GOAL OF THE EXERCISE:
Every entry needs to be reproduced exactly.

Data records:

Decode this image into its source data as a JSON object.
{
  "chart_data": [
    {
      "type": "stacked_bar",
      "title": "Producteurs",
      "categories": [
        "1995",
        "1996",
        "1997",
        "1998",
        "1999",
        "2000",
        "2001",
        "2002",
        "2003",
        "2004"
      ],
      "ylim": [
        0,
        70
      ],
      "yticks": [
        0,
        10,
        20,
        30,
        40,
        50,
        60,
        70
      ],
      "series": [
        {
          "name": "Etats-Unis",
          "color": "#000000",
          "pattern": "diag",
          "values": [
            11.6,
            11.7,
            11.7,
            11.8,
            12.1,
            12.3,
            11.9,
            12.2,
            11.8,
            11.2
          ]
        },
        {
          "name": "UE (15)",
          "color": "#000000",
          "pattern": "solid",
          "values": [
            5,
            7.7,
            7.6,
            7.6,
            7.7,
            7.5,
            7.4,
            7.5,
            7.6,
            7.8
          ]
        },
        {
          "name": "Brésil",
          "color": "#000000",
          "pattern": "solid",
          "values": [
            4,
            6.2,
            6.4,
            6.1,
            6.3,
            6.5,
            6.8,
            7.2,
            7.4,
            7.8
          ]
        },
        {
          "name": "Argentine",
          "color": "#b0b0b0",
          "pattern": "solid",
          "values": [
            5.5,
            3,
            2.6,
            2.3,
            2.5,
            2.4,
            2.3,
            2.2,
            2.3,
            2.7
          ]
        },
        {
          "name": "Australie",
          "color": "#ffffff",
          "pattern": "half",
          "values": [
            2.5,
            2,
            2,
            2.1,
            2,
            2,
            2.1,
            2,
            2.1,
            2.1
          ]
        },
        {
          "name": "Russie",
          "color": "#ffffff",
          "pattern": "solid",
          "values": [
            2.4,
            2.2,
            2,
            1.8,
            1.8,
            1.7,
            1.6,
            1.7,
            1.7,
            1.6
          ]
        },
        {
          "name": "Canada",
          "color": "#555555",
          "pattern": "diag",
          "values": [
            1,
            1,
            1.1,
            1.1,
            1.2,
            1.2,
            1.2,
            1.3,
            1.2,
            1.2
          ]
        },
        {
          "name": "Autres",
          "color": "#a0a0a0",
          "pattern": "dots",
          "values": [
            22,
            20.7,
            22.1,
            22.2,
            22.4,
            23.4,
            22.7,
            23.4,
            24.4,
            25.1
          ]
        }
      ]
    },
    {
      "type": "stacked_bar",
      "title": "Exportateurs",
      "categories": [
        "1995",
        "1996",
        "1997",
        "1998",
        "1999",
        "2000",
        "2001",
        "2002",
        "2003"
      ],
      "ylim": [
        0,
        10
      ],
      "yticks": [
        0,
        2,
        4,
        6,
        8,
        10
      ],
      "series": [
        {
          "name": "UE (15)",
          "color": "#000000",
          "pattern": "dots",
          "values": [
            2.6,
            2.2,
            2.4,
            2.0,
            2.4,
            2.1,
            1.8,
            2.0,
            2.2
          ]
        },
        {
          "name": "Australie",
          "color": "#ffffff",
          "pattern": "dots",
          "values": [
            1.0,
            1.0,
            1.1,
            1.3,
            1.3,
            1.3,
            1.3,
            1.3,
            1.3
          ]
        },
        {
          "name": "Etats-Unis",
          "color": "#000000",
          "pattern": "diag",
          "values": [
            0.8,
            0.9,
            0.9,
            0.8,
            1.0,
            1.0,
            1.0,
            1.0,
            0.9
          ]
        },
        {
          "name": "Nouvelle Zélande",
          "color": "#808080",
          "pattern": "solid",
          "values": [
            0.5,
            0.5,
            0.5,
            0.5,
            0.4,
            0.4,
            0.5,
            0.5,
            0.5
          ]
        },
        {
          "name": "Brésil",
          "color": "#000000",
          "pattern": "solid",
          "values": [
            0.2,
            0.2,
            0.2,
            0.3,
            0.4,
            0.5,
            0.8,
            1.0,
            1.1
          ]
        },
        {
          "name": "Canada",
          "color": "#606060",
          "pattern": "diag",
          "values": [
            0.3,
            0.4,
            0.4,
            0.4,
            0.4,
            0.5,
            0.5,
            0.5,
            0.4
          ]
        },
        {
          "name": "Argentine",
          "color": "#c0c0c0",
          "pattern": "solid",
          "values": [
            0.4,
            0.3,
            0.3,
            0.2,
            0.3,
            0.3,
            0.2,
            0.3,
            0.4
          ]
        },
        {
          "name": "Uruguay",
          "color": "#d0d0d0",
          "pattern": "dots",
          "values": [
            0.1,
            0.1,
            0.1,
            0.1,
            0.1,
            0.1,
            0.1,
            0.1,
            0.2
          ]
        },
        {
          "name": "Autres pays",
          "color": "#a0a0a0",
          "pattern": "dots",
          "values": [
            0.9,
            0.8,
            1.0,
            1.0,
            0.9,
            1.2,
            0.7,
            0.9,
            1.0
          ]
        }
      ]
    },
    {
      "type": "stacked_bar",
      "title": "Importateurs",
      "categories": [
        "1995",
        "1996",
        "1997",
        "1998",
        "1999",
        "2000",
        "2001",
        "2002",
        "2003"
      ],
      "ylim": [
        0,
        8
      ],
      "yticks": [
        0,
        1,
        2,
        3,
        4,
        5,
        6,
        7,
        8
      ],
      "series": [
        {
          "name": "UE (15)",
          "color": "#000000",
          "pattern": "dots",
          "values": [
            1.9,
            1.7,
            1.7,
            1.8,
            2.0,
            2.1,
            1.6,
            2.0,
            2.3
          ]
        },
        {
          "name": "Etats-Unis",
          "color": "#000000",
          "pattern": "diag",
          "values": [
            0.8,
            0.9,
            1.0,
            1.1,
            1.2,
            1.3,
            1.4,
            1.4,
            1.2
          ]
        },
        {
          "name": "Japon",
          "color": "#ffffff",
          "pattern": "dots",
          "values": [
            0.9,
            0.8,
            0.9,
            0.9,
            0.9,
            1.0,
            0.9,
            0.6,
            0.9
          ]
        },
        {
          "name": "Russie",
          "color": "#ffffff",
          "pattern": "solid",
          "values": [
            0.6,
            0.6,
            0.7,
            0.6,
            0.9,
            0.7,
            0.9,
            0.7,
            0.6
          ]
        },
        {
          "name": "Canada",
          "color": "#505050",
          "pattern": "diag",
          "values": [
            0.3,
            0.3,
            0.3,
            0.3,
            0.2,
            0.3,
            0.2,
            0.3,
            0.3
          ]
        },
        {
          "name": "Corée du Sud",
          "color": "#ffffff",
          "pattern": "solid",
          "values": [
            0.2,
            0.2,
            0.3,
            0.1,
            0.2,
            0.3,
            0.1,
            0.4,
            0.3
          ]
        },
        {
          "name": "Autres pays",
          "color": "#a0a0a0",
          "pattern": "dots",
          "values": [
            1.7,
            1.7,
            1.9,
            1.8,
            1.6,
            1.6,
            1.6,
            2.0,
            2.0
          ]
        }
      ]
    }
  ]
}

RESPONSE TO THIS EXERCISE:
Decode this image into its source data as a JSON object.
{
  "chart_data": [
    {
      "type": "stacked_bar",
      "title": "Producteurs",
      "categories": [
        "1995",
        "1996",
        "1997",
        "1998",
        "1999",
        "2000",
        "2001",
        "2002",
        "2003",
        "2004"
      ],
      "ylim": [
        0,
        70
      ],
      "yticks": [
        0,
        10,
        20,
        30,
        40,
        50,
        60,
        70
      ],
      "series": [
        {
          "name": "Etats-Unis",
          "color": "#000000",
          "pattern": "diag",
          "values": [
            11.6,
            11.7,
            11.7,
            11.8,
            12.1,
            12.3,
            11.9,
            12.2,
            11.8,
            11.2
          ]
        },
        {
          "name": "UE (15)",
          "color": "#000000",
          "pattern": "solid",
          "values": [
            5,
            7.7,
            7.6,
            7.6,
            7.7,
            7.5,
            7.4,
            7.5,
            7.6,
            7.8
          ]
        },
        {
          "name": "Brésil",
          "color": "#000000",
          "pattern": "solid",
          "values": [
            4,
            6.2,
            6.4,
            6.1,
            6.3,
            6.5,
            6.8,
            7.2,
            7.4,
            7.8
          ]
        },
        {
          "name": "Argentine",
          "color": "#b0b0b0",
          "pattern": "solid",
          "values": [
            5.5,
            3,
            2.6,
            2.3,
            2.5,
            2.4,
            2.3,
            2.2,
            2.3,
            2.7
          ]
        },
        {
          "name": "Australie",
          "color": "#ffffff",
          "pattern": "half",
          "values": [
            2.5,
            2,
            2,
            2.1,
            2,
            2,
            2.1,
            2,
            2.1,
            2.1
          ]
        },
        {
          "name": "Russie",
          "color": "#ffffff",
          "pattern": "solid",
          "values": [
            2.4,
            2.2,
            2,
            1.8,
            1.8,
            1.7,
            1.6,
            1.7,
            1.7,
            1.6
          ]
        },
        {
          "name": "Canada",
          "color": "#555555",
          "pattern": "diag",
          "values": [
            1,
            1,
            1.1,
            1.1,
            1.2,
            1.2,
            1.2,
            1.3,
            1.2,
            1.2
          ]
        },
        {
          "name": "Autres",
          "color": "#a0a0a0",
          "pattern": "dots",
          "values": [
            22,
            20.7,
            22.1,
            22.2,
            22.4,
            23.4,
            22.7,
            23.4,
            24.4,
            25.1
          ]
        }
      ]
    },
    {
      "type": "stacked_bar",
      "title": "Exportateurs",
      "categories": [
        "1995",
        "1996",
        "1997",
        "1998",
        "1999",
        "2000",
        "2001",
        "2002",
        "2003"
      ],
      "ylim": [
        0,
        10
      ],
      "yticks": [
        0,
        2,
        4,
        6,
        8,
        10
      ],
      "series": [
        {
          "name": "UE (15)",
          "color": "#000000",
          "pattern": "dots",
          "values": [
            2.6,
            2.2,
            2.4,
            2.0,
            2.4,
            2.1,
            1.8,
            2.0,
            2.2
          ]
        },
        {
          "name": "Australie",
          "color": "#ffffff",
          "pattern": "dots",
          "values": [
            1.0,
            1.0,
            1.1,
            1.3,
            1.3,
            1.3,
            1.3,
            1.3,
            1.3
          ]
        },
        {
          "name": "Etats-Unis",
          "color": "#000000",
          "pattern": "diag",
          "values": [
            0.8,
            0.9,
            0.9,
            0.8,
            1.0,
            1.0,
            1.0,
            1.0,
            0.9
          ]
        },
        {
          "name": "Nouvelle Zélande",
          "color": "#808080",
          "pattern": "solid",
          "values": [
            0.5,
            0.5,
            0.5,
            0.5,
            0.4,
            0.4,
            0.5,
            0.5,
            0.5
          ]
        },
        {
          "name": "Brésil",
          "color": "#000000",
          "pattern": "solid",
          "values": [
            0.2,
            0.2,
            0.2,
            0.3,
            0.4,
            0.5,
            0.8,
            1.0,
            1.1
          ]
        },
        {
          "name": "Canada",
          "color": "#606060",
          "pattern": "diag",
          "values": [
            0.3,
            0.4,
            0.4,
            0.4,
            0.4,
            0.5,
            0.5,
            0.5,
            0.4
          ]
        },
        {
          "name": "Argentine",
          "color": "#c0c0c0",
          "pattern": "solid",
          "values": [
            0.4,
            0.3,
            0.3,
            0.2,
            0.3,
            0.3,
            0.2,
            0.3,
            0.4
          ]
        },
        {
          "name": "Uruguay",
          "color": "#d0d0d0",
          "pattern": "dots",
          "values": [
            0.1,
            0.1,
            0.1,
            0.1,
            0.1,
            0.1,
            0.1,
            0.1,
            0.2
          ]
        },
        {
          "name": "Autres pays",
          "color": "#a0a0a0",
          "pattern": "dots",
          "values": [
            0.9,
            0.8,
            1.0,
            1.0,
            0.9,
            1.2,
            0.7,
            0.9,
            1.0
          ]
        }
      ]
    },
    {
      "type": "stacked_bar",
      "title": "Importateurs",
      "categories": [
        "1995",
        "1996",
        "1997",
        "1998",
        "1999",
        "2000",
        "2001",
        "2002",
        "2003"
      ],
      "ylim": [
        0,
        8
      ],
      "yticks": [
        0,
        1,
        2,
        3,
        4,
        5,
        6,
        7,
        8
      ],
      "series": [
        {
          "name": "UE (15)",
          "color": "#000000",
          "pattern": "dots",
          "values": [
            1.9,
            1.7,
            1.7,
            1.8,
            2.0,
            2.1,
            1.6,
            2.0,
            2.3
          ]
        },
        {
          "name": "Etats-Unis",
          "color": "#000000",
          "pattern": "diag",
          "values": [
            0.8,
            0.9,
            1.0,
            1.1,
            1.2,
            1.3,
            1.4,
            1.4,
            1.2
          ]
        },
        {
          "name": "Japon",
          "color": "#ffffff",
          "pattern": "dots",
          "values": [
            0.9,
            0.8,
            0.9,
            0.9,
            0.9,
            1.0,
            0.9,
            0.6,
            0.9
          ]
        },
        {
          "name": "Russie",
          "color": "#ffffff",
          "pattern": "solid",
          "values": [
            0.6,
            0.6,
            0.7,
            0.6,
            0.9,
            0.7,
            0.9,
            0.7,
            0.6
          ]
        },
        {
          "name": "Canada",
          "color": "#505050",
          "pattern": "diag",
          "values": [
            0.3,
            0.3,
            0.3,
            0.3,
            0.2,
            0.3,
            0.2,
            0.3,
            0.3
          ]
        },
        {
          "name": "Corée du Sud",
          "color": "#ffffff",
          "pattern": "solid",
          "values": [
            0.2,
            0.2,
            0.3,
            0.1,
            0.2,
            0.3,
            0.1,
            0.4,
            0.3
          ]
        },
        {
          "name": "Autres pays",
          "color": "#a0a0a0",
          "pattern": "dots",
          "values": [
            1.7,
            1.7,
            1.9,
            1.8,
            1.6,
            1.6,
            1.6,
            2.0,
            2.0
          ]
        }
      ]
    }
  ]
}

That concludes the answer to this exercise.